- _WHAT YOU NEED TO DO_: Please output the records below in full, exactly as given, but without the images.

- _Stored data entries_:
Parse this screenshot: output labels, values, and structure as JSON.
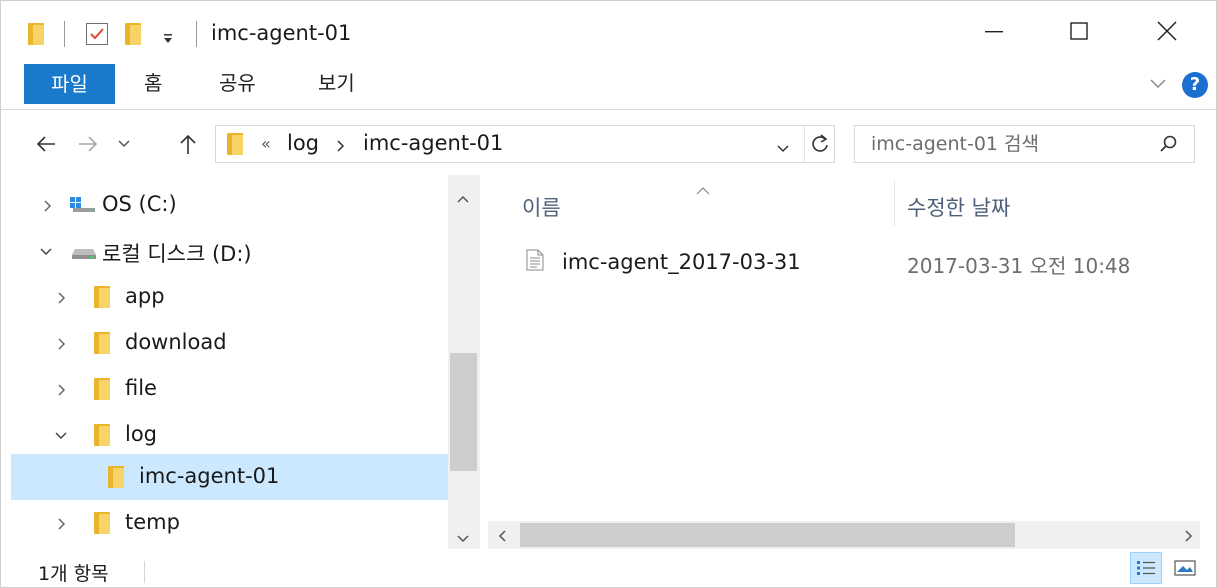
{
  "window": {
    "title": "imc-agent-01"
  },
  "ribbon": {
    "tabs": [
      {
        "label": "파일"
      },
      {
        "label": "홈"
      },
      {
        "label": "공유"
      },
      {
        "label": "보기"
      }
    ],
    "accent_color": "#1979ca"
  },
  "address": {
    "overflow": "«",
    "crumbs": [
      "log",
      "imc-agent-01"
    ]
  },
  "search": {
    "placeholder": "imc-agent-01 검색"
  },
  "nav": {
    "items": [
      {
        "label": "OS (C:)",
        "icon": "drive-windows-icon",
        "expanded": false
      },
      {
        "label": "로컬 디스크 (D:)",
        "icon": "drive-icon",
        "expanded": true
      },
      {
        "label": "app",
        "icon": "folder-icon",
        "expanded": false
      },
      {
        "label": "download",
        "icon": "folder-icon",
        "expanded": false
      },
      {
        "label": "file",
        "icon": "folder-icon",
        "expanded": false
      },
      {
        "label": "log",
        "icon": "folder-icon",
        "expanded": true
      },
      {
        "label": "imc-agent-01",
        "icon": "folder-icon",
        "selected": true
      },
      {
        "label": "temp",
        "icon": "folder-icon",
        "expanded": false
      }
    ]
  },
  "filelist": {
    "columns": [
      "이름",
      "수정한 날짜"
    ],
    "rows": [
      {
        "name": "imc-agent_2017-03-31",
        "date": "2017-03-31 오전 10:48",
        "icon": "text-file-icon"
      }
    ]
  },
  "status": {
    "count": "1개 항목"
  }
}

- _RESULT FOR THIS EXERCISE_:
Parse this screenshot: output labels, values, and structure as JSON.
{
  "window": {
    "title": "imc-agent-01"
  },
  "ribbon": {
    "tabs": [
      {
        "label": "파일"
      },
      {
        "label": "홈"
      },
      {
        "label": "공유"
      },
      {
        "label": "보기"
      }
    ],
    "accent_color": "#1979ca"
  },
  "address": {
    "overflow": "«",
    "crumbs": [
      "log",
      "imc-agent-01"
    ]
  },
  "search": {
    "placeholder": "imc-agent-01 검색"
  },
  "nav": {
    "items": [
      {
        "label": "OS (C:)",
        "icon": "drive-windows-icon",
        "expanded": false
      },
      {
        "label": "로컬 디스크 (D:)",
        "icon": "drive-icon",
        "expanded": true
      },
      {
        "label": "app",
        "icon": "folder-icon",
        "expanded": false
      },
      {
        "label": "download",
        "icon": "folder-icon",
        "expanded": false
      },
      {
        "label": "file",
        "icon": "folder-icon",
        "expanded": false
      },
      {
        "label": "log",
        "icon": "folder-icon",
        "expanded": true
      },
      {
        "label": "imc-agent-01",
        "icon": "folder-icon",
        "selected": true
      },
      {
        "label": "temp",
        "icon": "folder-icon",
        "expanded": false
      }
    ]
  },
  "filelist": {
    "columns": [
      "이름",
      "수정한 날짜"
    ],
    "rows": [
      {
        "name": "imc-agent_2017-03-31",
        "date": "2017-03-31 오전 10:48",
        "icon": "text-file-icon"
      }
    ]
  },
  "status": {
    "count": "1개 항목"
  }
}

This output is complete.